What to do. Find the string "的极值点" in the entries and copy each line that has it.

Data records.
────────────────────────────────────────

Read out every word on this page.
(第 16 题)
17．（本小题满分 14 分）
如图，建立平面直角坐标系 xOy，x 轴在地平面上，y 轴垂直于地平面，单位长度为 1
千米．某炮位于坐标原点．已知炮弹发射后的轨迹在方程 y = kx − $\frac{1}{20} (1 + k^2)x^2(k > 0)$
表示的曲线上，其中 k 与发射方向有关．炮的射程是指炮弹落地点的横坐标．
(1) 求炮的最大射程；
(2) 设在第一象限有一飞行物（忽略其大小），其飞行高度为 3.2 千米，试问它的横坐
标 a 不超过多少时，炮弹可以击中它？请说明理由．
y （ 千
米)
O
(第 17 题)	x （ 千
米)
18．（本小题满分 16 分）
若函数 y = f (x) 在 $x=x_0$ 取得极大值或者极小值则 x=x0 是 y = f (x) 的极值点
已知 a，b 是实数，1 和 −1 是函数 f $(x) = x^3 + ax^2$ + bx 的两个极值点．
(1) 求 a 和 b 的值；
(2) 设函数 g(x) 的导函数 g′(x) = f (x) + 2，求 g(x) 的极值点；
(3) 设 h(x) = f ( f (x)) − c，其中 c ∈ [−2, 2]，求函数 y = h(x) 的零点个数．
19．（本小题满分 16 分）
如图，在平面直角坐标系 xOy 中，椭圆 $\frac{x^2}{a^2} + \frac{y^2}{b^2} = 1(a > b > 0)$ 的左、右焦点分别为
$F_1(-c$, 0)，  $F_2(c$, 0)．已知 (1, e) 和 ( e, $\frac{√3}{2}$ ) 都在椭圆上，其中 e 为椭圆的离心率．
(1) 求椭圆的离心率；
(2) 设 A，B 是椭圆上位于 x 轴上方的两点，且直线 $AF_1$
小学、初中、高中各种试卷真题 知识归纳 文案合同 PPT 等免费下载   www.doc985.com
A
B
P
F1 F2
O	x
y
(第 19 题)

────────────────────────────────────────

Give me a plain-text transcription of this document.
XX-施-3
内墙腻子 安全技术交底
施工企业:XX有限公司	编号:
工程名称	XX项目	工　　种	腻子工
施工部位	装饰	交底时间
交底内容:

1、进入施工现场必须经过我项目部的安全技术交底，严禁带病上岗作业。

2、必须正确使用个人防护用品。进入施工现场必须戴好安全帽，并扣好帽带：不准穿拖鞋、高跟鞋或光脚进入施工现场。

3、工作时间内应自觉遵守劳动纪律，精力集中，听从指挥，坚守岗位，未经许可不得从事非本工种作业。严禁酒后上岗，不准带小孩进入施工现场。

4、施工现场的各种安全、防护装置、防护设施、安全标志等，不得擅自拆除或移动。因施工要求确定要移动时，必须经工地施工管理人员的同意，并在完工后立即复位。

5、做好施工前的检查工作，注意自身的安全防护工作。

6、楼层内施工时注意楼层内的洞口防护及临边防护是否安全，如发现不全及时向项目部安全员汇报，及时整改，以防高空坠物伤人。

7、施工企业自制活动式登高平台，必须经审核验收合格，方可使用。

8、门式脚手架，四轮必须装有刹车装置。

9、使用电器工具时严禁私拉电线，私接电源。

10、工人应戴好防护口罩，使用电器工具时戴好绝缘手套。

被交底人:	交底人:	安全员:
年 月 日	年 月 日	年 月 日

────────────────────────────────────────

Task answer.
若函数 y = f (x) 在 $x=x_0$ 取得极大值或者极小值则 x=x0 是 y = f (x) 的极值点
(2) 设函数 g(x) 的导函数 g′(x) = f (x) + 2，求 g(x) 的极值点；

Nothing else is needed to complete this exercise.